→ **PROBLEM STATEMENT**
Copy out all the lines exactly. Omit pictures.

============================================================

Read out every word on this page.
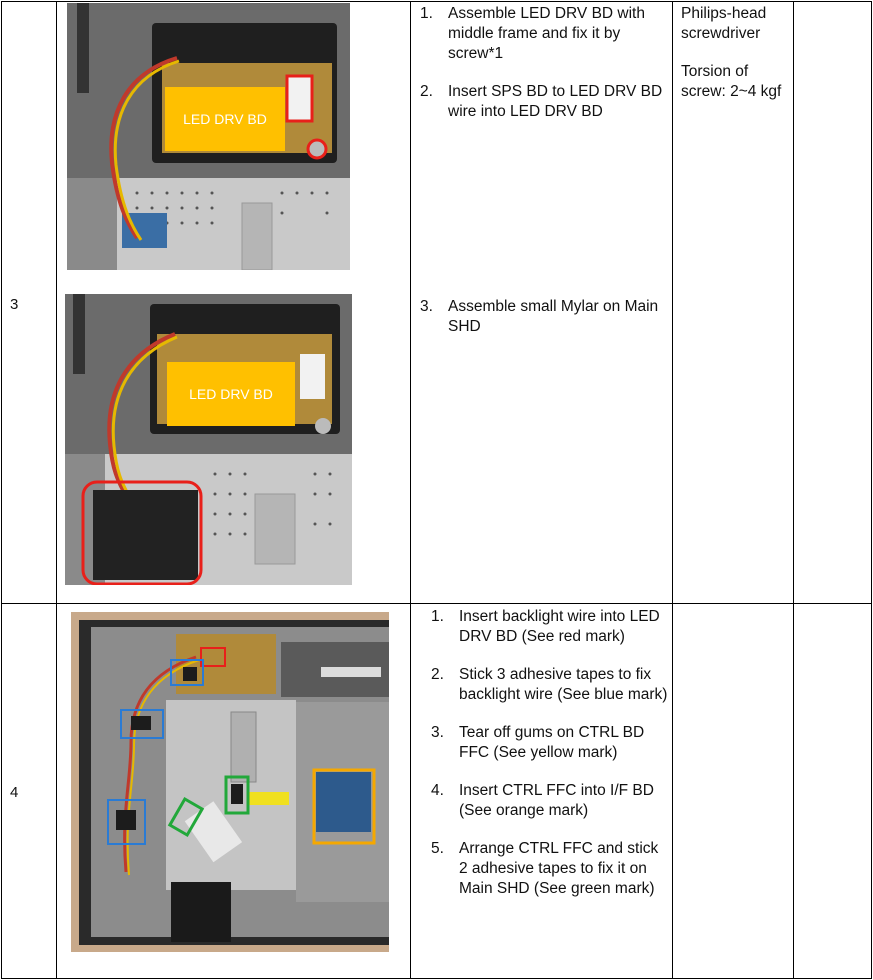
3
LED DRV BD
LED DRV BD
1. Assemble LED DRV BD with middle frame and fix it by screw*1
2. Insert SPS BD to LED DRV BD wire into LED DRV BD
3. Assemble small Mylar on Main SHD
Philips-head screwdriver
Torsion of screw: 2~4 kgf
4
1. Insert backlight wire into LED DRV BD (See red mark)
2. Stick 3 adhesive tapes to fix backlight wire (See blue mark)
3. Tear off gums on CTRL BD FFC (See yellow mark)
4. Insert CTRL FFC into I/F BD (See orange mark)
5. Arrange CTRL FFC and stick 2 adhesive tapes to fix it on Main SHD (See green mark)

============================================================

→ **OUTPUT FOR THIS TASK**
Read out every word on this page.
3
LED DRV BD
LED DRV BD
1. Assemble LED DRV BD with middle frame and fix it by screw*1
2. Insert SPS BD to LED DRV BD wire into LED DRV BD
3. Assemble small Mylar on Main SHD
Philips-head screwdriver
Torsion of screw: 2~4 kgf
4
1. Insert backlight wire into LED DRV BD (See red mark)
2. Stick 3 adhesive tapes to fix backlight wire (See blue mark)
3. Tear off gums on CTRL BD FFC (See yellow mark)
4. Insert CTRL FFC into I/F BD (See orange mark)
5. Arrange CTRL FFC and stick 2 adhesive tapes to fix it on Main SHD (See green mark)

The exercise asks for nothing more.